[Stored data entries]
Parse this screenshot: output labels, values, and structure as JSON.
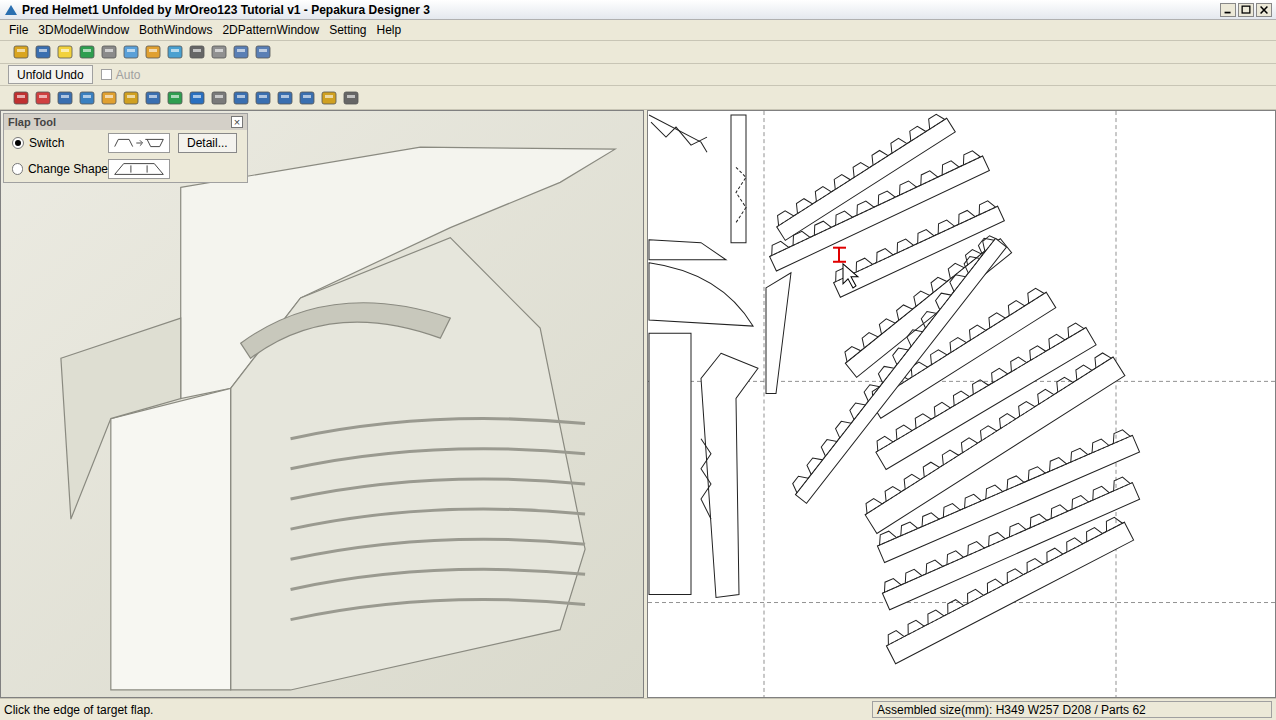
{
  "window": {
    "title": "Pred Helmet1 Unfolded by MrOreo123 Tutorial v1 - Pepakura Designer 3"
  },
  "menu": [
    "File",
    "3DModelWindow",
    "BothWindows",
    "2DPatternWindow",
    "Setting",
    "Help"
  ],
  "unfold_bar": {
    "button": "Unfold Undo",
    "auto": {
      "label": "Auto",
      "checked": false,
      "disabled": true
    }
  },
  "flap_tool": {
    "title": "Flap Tool",
    "close": "×",
    "options": [
      {
        "label": "Switch",
        "selected": true
      },
      {
        "label": "Change Shape",
        "selected": false
      }
    ],
    "detail_button": "Detail..."
  },
  "status_bar": {
    "hint": "Click the edge of target flap.",
    "size": "Assembled size(mm): H349 W257 D208 / Parts 62"
  }
}
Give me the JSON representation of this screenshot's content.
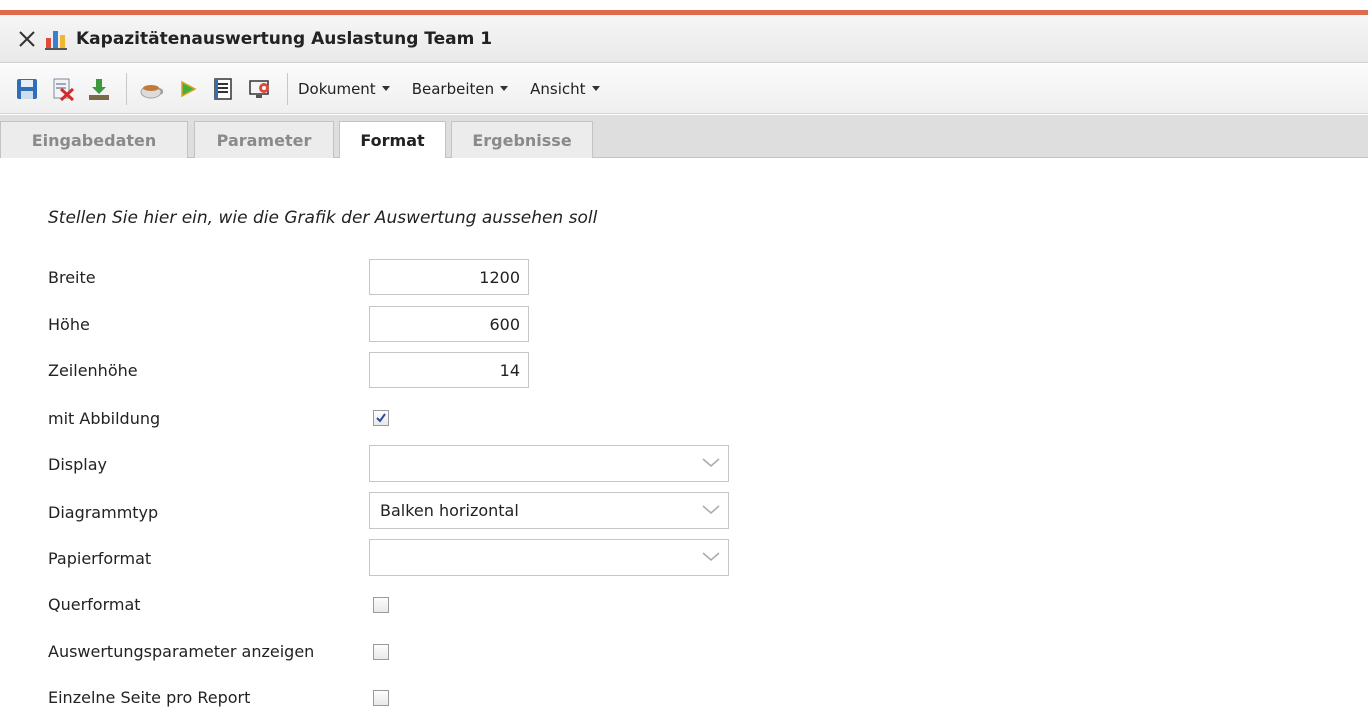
{
  "window": {
    "title": "Kapazitätenauswertung Auslastung Team 1",
    "close_icon": "close-icon",
    "app_icon": "bar-chart-icon",
    "accent_color": "#e06a4e"
  },
  "toolbar": {
    "icons": [
      "save-icon",
      "delete-document-icon",
      "download-icon",
      "coffee-cup-icon",
      "play-arrow-icon",
      "list-document-icon",
      "monitor-settings-icon"
    ],
    "menus": [
      "Dokument",
      "Bearbeiten",
      "Ansicht"
    ]
  },
  "tabs": [
    {
      "label": "Eingabedaten",
      "active": false
    },
    {
      "label": "Parameter",
      "active": false
    },
    {
      "label": "Format",
      "active": true
    },
    {
      "label": "Ergebnisse",
      "active": false
    }
  ],
  "form": {
    "hint": "Stellen Sie hier ein, wie die Grafik der Auswertung aussehen soll",
    "breite": {
      "label": "Breite",
      "value": "1200"
    },
    "hoehe": {
      "label": "Höhe",
      "value": "600"
    },
    "zeilenhoehe": {
      "label": "Zeilenhöhe",
      "value": "14"
    },
    "mit_abbildung": {
      "label": "mit Abbildung",
      "checked": true
    },
    "display": {
      "label": "Display",
      "value": ""
    },
    "diagrammtyp": {
      "label": "Diagrammtyp",
      "value": "Balken horizontal"
    },
    "papierformat": {
      "label": "Papierformat",
      "value": ""
    },
    "querformat": {
      "label": "Querformat",
      "checked": false
    },
    "auswertungsparameter": {
      "label": "Auswertungsparameter anzeigen",
      "checked": false
    },
    "einzelne_seite": {
      "label": "Einzelne Seite pro Report",
      "checked": false
    }
  }
}
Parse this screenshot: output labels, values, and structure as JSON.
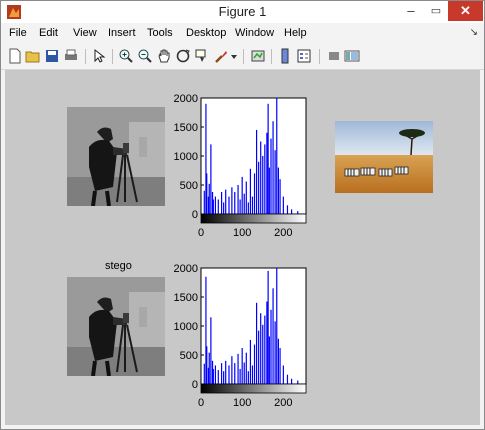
{
  "window": {
    "title": "Figure 1",
    "minimize_glyph": "–",
    "maximize_glyph": "▭",
    "close_glyph": "✕"
  },
  "menu": {
    "items": [
      "File",
      "Edit",
      "View",
      "Insert",
      "Tools",
      "Desktop",
      "Window",
      "Help"
    ],
    "dock_arrow": "↘"
  },
  "toolbar": {
    "icons": [
      "new-figure-icon",
      "open-file-icon",
      "save-figure-icon",
      "print-figure-icon",
      "edit-plot-icon",
      "zoom-in-icon",
      "zoom-out-icon",
      "pan-icon",
      "rotate-3d-icon",
      "data-cursor-icon",
      "brush-icon",
      "brush-dropdown-icon",
      "link-plot-icon",
      "insert-colorbar-icon",
      "insert-legend-icon",
      "hide-plot-tools-icon",
      "show-plot-tools-icon"
    ]
  },
  "colors": {
    "figure_bg": "#c8c8c8",
    "histogram_bar": "#0000ff",
    "close_button": "#c7392b"
  },
  "figure": {
    "stego_title": "stego"
  },
  "chart_data": [
    {
      "type": "bar",
      "xlim": [
        0,
        255
      ],
      "ylim": [
        0,
        2000
      ],
      "yticks": [
        0,
        500,
        1000,
        1500,
        2000
      ],
      "xticks": [
        0,
        100,
        200
      ],
      "colorbar": "grayscale",
      "bins": [
        [
          8,
          400
        ],
        [
          12,
          1900
        ],
        [
          14,
          700
        ],
        [
          18,
          300
        ],
        [
          20,
          520
        ],
        [
          24,
          1200
        ],
        [
          28,
          380
        ],
        [
          30,
          250
        ],
        [
          35,
          300
        ],
        [
          42,
          250
        ],
        [
          50,
          380
        ],
        [
          55,
          200
        ],
        [
          60,
          420
        ],
        [
          68,
          300
        ],
        [
          75,
          460
        ],
        [
          82,
          380
        ],
        [
          90,
          500
        ],
        [
          95,
          250
        ],
        [
          100,
          640
        ],
        [
          105,
          350
        ],
        [
          110,
          560
        ],
        [
          115,
          200
        ],
        [
          120,
          780
        ],
        [
          125,
          300
        ],
        [
          130,
          700
        ],
        [
          135,
          1450
        ],
        [
          140,
          900
        ],
        [
          145,
          1250
        ],
        [
          150,
          1000
        ],
        [
          155,
          1200
        ],
        [
          160,
          1400
        ],
        [
          163,
          1900
        ],
        [
          166,
          800
        ],
        [
          170,
          1300
        ],
        [
          175,
          1600
        ],
        [
          180,
          1100
        ],
        [
          184,
          2000
        ],
        [
          188,
          800
        ],
        [
          192,
          600
        ],
        [
          200,
          300
        ],
        [
          210,
          150
        ],
        [
          220,
          80
        ],
        [
          235,
          50
        ]
      ]
    },
    {
      "type": "bar",
      "xlim": [
        0,
        255
      ],
      "ylim": [
        0,
        2000
      ],
      "yticks": [
        0,
        500,
        1000,
        1500,
        2000
      ],
      "xticks": [
        0,
        100,
        200
      ],
      "colorbar": "grayscale",
      "bins": [
        [
          8,
          350
        ],
        [
          12,
          1850
        ],
        [
          14,
          650
        ],
        [
          18,
          280
        ],
        [
          20,
          540
        ],
        [
          24,
          1150
        ],
        [
          28,
          400
        ],
        [
          30,
          260
        ],
        [
          35,
          320
        ],
        [
          42,
          240
        ],
        [
          50,
          360
        ],
        [
          55,
          220
        ],
        [
          60,
          400
        ],
        [
          68,
          320
        ],
        [
          75,
          480
        ],
        [
          82,
          360
        ],
        [
          90,
          520
        ],
        [
          95,
          260
        ],
        [
          100,
          620
        ],
        [
          105,
          370
        ],
        [
          110,
          540
        ],
        [
          115,
          220
        ],
        [
          120,
          760
        ],
        [
          125,
          320
        ],
        [
          130,
          680
        ],
        [
          135,
          1400
        ],
        [
          140,
          920
        ],
        [
          145,
          1220
        ],
        [
          150,
          1020
        ],
        [
          155,
          1180
        ],
        [
          160,
          1420
        ],
        [
          163,
          1950
        ],
        [
          166,
          820
        ],
        [
          170,
          1280
        ],
        [
          175,
          1650
        ],
        [
          180,
          1080
        ],
        [
          184,
          2050
        ],
        [
          188,
          780
        ],
        [
          192,
          620
        ],
        [
          200,
          320
        ],
        [
          210,
          160
        ],
        [
          220,
          90
        ],
        [
          235,
          60
        ]
      ]
    }
  ]
}
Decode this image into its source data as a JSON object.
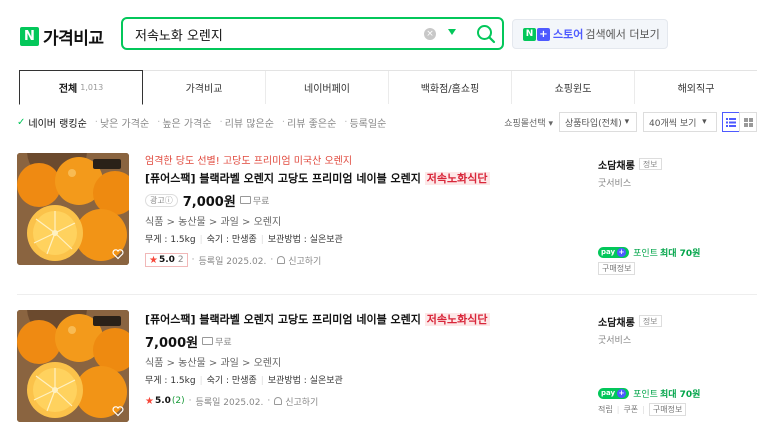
{
  "logo": {
    "mark": "N",
    "text": "가격비교"
  },
  "search": {
    "query": "저속노화 오렌지",
    "clear_glyph": "×"
  },
  "store_button": {
    "mark": "N",
    "plus": "+",
    "store": "스토어",
    "rest": "검색에서 더보기"
  },
  "tabs": [
    {
      "label": "전체",
      "count": "1,013",
      "active": true
    },
    {
      "label": "가격비교"
    },
    {
      "label": "네이버페이"
    },
    {
      "label": "백화점/홈쇼핑"
    },
    {
      "label": "쇼핑윈도"
    },
    {
      "label": "해외직구"
    }
  ],
  "sort": {
    "check_glyph": "✓",
    "items": [
      "네이버 랭킹순",
      "낮은 가격순",
      "높은 가격순",
      "리뷰 많은순",
      "리뷰 좋은순",
      "등록일순"
    ],
    "mall_select": "쇼핑몰선택",
    "product_type": "상품타입(전체)",
    "per_page": "40개씩 보기"
  },
  "products": [
    {
      "promo": "엄격한 당도 선별! 고당도 프리미엄 미국산 오렌지",
      "title_main": "[퓨어스팩] 블랙라벨 오렌지 고당도 프리미엄 네이블 오렌지",
      "title_highlight": "저속노화식단",
      "ad_label": "광고ⓘ",
      "price": "7,000원",
      "shipping": "무료",
      "category": "식품 > 농산물 > 과일 > 오렌지",
      "weight": "무게 : 1.5kg",
      "ripeness": "숙기 : 만생종",
      "storage": "보관방법 : 실온보관",
      "star": "★",
      "rating": "5.0",
      "review_count": "2",
      "registered": "등록일 2025.02.",
      "report": "신고하기",
      "seller": "소담채롱",
      "seller_tag": "정보",
      "seller_sub": "굿서비스",
      "pay_label": "pay",
      "pay_plus": "+",
      "pay_point": "포인트",
      "pay_max": "최대 70원",
      "buy_info": "구매정보"
    },
    {
      "promo": "",
      "title_main": "[퓨어스팩] 블랙라벨 오렌지 고당도 프리미엄 네이블 오렌지",
      "title_highlight": "저속노화식단",
      "ad_label": "",
      "price": "7,000원",
      "shipping": "무료",
      "category": "식품 > 농산물 > 과일 > 오렌지",
      "weight": "무게 : 1.5kg",
      "ripeness": "숙기 : 만생종",
      "storage": "보관방법 : 실온보관",
      "star": "★",
      "rating": "5.0",
      "review_count": "(2)",
      "registered": "등록일 2025.02.",
      "report": "신고하기",
      "seller": "소담채롱",
      "seller_tag": "정보",
      "seller_sub": "굿서비스",
      "pay_label": "pay",
      "pay_plus": "+",
      "pay_point": "포인트",
      "pay_max": "최대 70원",
      "tags": [
        "적립",
        "쿠폰",
        "구매정보"
      ]
    }
  ],
  "colors": {
    "accent": "#03c75a",
    "store": "#4e5aff",
    "highlight": "#d8263a",
    "promo": "#e0483c"
  }
}
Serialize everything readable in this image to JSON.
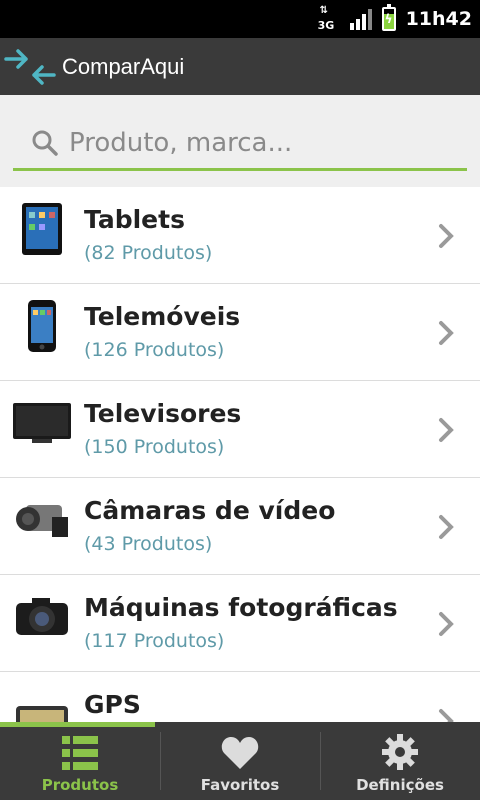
{
  "status_bar": {
    "network": "3G",
    "time": "11h42",
    "battery_level": 0.75
  },
  "app": {
    "title": "ComparAqui",
    "logo_icon": "compare-arrows-icon",
    "accent": "#8bc34a"
  },
  "search": {
    "placeholder": "Produto, marca...",
    "value": ""
  },
  "categories": [
    {
      "name": "Tablets",
      "count": "(82 Produtos)",
      "icon": "tablet-icon"
    },
    {
      "name": "Telemóveis",
      "count": "(126 Produtos)",
      "icon": "phone-icon"
    },
    {
      "name": "Televisores",
      "count": "(150 Produtos)",
      "icon": "tv-icon"
    },
    {
      "name": "Câmaras de vídeo",
      "count": "(43 Produtos)",
      "icon": "camcorder-icon"
    },
    {
      "name": "Máquinas fotográficas",
      "count": "(117 Produtos)",
      "icon": "camera-icon"
    },
    {
      "name": "GPS",
      "count": "",
      "icon": "gps-icon"
    }
  ],
  "tabs": [
    {
      "label": "Produtos",
      "icon": "list-icon",
      "active": true
    },
    {
      "label": "Favoritos",
      "icon": "heart-icon",
      "active": false
    },
    {
      "label": "Definições",
      "icon": "gear-icon",
      "active": false
    }
  ]
}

▸ **Job**
Report each line in the preceding entries that holds the string "Produtos".

▸ **Answer to the problem**
      "count": "(82 Produtos)",
      "count": "(126 Produtos)",
      "count": "(150 Produtos)",
      "count": "(43 Produtos)",
      "count": "(117 Produtos)",
      "label": "Produtos",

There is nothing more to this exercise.